## [EXERCISE PROMPT]
State the number of lines in the material below that have "JSON" in them, without any other text.

Figure collection entries:
▶

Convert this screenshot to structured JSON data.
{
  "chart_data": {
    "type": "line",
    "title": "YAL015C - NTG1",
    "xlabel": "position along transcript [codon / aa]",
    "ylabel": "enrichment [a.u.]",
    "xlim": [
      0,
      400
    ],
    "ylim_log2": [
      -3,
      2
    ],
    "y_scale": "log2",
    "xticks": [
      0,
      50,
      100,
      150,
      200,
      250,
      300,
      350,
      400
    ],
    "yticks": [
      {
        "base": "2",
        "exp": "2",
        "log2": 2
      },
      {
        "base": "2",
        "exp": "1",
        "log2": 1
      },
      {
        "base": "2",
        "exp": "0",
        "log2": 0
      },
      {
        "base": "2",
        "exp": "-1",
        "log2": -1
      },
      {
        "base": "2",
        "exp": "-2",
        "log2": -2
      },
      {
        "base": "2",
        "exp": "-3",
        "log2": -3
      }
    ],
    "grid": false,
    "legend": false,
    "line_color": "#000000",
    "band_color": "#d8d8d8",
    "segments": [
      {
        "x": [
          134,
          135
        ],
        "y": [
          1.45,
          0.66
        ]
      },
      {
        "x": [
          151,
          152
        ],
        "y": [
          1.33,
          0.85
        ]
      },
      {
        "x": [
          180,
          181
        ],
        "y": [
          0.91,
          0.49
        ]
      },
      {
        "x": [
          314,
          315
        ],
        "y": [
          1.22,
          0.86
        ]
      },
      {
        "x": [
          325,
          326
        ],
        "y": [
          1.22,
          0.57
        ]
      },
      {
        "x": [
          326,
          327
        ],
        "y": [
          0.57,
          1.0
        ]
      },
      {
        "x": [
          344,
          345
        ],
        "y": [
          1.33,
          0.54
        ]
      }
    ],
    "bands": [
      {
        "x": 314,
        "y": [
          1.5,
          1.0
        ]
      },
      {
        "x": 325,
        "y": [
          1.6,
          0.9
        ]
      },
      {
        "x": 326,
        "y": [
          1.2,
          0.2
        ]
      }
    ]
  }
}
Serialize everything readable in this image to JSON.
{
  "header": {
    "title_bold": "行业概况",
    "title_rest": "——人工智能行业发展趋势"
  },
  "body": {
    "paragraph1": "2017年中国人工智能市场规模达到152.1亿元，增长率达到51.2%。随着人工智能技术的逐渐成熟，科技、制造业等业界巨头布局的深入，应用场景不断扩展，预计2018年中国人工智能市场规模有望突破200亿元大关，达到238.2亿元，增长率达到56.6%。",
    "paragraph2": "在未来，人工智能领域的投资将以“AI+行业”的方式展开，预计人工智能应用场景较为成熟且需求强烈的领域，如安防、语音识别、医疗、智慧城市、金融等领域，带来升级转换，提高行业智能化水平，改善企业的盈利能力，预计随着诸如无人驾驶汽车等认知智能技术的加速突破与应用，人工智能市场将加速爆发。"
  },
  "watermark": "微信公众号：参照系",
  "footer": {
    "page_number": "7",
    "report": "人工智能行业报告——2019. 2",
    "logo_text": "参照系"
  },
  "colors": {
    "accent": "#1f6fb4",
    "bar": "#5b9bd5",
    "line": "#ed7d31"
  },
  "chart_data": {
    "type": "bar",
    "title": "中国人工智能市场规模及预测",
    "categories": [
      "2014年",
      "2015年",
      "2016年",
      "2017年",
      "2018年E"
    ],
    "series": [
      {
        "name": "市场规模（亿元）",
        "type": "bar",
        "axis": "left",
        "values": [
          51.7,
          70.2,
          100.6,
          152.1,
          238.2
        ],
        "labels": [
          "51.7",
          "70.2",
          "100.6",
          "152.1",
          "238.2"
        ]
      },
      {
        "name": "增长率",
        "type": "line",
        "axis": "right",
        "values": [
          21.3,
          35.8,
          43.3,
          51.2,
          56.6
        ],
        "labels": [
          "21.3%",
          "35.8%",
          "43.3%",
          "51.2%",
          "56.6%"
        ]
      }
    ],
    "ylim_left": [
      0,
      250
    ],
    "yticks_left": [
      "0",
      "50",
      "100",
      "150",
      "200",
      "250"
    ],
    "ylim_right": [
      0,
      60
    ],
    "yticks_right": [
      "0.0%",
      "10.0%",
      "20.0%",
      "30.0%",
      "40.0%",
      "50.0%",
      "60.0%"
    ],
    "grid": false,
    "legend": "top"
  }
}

◀

## [SOLUTION FOR THIS EXERCISE]
2